(Excerpt from a dataset)
........

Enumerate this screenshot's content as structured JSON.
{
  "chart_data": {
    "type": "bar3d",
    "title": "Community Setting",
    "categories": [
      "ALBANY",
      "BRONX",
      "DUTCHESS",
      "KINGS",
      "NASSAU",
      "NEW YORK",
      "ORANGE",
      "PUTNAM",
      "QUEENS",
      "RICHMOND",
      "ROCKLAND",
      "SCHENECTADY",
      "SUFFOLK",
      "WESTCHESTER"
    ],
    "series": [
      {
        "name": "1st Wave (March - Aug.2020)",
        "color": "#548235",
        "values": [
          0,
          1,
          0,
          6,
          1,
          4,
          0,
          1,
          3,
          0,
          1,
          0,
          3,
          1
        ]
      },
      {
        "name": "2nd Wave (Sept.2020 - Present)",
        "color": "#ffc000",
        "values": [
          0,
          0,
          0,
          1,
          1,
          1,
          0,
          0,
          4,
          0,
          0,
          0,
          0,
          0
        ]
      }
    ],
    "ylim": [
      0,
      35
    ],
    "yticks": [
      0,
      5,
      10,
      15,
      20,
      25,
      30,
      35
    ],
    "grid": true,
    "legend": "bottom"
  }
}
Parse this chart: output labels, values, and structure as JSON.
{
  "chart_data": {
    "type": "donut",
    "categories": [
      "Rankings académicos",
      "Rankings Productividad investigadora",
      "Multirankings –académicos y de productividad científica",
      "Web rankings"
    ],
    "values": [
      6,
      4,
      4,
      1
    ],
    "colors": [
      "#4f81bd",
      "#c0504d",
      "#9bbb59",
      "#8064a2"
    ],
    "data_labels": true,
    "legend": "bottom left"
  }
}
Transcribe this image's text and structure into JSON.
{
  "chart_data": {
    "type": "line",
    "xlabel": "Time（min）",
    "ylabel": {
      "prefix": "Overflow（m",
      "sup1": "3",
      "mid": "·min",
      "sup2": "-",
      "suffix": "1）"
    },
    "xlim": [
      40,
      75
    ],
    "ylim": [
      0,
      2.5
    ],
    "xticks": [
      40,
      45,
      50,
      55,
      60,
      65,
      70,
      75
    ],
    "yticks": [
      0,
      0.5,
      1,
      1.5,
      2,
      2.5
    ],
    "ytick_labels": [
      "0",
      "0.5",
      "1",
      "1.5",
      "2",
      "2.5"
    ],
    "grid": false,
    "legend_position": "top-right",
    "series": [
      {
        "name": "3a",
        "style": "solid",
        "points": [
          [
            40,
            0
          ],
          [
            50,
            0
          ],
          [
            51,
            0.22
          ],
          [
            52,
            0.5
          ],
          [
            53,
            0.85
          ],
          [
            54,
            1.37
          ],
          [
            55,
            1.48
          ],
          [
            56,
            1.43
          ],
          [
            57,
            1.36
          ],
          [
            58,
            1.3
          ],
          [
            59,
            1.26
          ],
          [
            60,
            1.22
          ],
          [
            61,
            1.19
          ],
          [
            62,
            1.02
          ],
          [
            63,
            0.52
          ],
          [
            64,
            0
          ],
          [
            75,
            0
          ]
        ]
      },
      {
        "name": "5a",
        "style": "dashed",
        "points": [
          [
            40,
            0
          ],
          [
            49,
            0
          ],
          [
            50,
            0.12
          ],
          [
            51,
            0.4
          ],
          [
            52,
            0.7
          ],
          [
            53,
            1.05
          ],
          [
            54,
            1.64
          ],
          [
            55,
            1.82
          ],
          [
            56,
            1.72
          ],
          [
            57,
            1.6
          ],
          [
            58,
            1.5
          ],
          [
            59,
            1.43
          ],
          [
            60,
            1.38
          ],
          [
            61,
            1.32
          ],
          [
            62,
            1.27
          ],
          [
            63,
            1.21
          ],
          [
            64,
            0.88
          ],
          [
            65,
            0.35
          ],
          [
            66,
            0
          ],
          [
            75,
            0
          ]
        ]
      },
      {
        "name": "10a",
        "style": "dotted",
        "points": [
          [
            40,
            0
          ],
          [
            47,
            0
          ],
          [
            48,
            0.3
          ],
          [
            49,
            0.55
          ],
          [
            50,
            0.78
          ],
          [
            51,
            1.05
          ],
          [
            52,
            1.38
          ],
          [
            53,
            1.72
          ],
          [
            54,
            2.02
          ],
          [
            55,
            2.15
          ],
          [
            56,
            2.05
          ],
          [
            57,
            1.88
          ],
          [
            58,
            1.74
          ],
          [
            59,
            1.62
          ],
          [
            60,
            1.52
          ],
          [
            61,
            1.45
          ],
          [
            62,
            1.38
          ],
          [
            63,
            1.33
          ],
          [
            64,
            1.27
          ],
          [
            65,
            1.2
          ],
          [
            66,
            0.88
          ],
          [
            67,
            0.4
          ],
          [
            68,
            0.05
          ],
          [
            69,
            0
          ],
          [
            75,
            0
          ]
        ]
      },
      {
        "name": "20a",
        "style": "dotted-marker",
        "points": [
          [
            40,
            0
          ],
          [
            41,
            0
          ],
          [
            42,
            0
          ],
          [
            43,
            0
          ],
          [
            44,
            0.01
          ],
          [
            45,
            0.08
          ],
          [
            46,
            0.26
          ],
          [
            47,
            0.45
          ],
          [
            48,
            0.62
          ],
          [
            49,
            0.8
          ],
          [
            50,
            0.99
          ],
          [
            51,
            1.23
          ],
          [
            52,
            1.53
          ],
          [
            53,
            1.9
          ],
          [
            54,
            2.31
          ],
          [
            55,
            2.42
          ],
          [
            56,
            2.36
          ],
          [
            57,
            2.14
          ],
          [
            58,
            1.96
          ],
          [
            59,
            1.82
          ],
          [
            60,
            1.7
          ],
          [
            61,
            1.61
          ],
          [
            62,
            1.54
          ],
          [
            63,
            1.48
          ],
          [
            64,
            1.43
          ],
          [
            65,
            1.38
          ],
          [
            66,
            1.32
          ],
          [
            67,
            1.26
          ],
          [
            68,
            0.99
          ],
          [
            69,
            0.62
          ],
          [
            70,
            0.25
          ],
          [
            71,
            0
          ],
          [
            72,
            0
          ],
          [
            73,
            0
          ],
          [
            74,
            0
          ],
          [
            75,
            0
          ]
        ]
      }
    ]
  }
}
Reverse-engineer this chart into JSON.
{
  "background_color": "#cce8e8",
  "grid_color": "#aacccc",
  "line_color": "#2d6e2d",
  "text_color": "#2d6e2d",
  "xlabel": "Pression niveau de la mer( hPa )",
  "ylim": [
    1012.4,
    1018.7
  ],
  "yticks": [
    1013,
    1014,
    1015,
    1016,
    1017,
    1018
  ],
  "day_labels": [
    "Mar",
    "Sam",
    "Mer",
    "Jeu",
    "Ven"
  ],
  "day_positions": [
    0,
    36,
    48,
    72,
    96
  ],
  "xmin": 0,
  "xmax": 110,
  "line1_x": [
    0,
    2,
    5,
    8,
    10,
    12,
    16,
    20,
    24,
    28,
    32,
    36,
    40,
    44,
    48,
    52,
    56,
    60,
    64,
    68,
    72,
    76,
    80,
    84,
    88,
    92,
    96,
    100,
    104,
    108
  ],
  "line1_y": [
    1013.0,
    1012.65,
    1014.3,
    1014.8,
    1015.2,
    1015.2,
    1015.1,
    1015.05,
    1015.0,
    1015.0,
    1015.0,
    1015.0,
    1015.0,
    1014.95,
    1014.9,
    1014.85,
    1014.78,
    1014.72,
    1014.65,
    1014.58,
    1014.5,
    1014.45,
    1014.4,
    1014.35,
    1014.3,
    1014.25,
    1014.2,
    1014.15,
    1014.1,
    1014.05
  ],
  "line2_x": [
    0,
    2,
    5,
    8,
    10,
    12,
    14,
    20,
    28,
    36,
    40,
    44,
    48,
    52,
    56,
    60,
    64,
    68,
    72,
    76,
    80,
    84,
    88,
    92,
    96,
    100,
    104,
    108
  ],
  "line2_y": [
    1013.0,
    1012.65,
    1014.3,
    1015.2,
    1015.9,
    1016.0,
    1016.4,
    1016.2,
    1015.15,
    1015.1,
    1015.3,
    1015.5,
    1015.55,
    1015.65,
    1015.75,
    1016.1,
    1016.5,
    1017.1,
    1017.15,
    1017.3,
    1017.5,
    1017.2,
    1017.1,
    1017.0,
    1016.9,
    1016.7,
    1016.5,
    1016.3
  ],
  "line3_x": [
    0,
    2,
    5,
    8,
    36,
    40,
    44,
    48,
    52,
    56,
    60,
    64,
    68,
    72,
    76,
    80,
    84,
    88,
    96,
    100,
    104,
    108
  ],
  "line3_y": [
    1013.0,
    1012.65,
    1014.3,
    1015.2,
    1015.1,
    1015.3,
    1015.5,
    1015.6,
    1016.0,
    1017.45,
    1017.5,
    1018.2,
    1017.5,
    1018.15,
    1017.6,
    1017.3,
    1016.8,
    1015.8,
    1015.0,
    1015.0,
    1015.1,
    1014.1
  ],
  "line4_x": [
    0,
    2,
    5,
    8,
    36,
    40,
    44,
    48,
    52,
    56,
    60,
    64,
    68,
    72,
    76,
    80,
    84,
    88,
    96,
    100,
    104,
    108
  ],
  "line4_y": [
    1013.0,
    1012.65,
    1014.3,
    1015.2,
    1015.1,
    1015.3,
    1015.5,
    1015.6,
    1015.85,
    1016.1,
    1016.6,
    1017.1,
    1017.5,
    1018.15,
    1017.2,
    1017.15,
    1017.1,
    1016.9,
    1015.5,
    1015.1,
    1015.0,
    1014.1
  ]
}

........

_THE REQUEST_
Set out every line from the material that contains the string "this".

_RESULT_
Enumerate this screenshot's content as structured JSON.
Parse this chart: output labels, values, and structure as JSON.
Transcribe this image's text and structure into JSON.
Reverse-engineer this chart into JSON.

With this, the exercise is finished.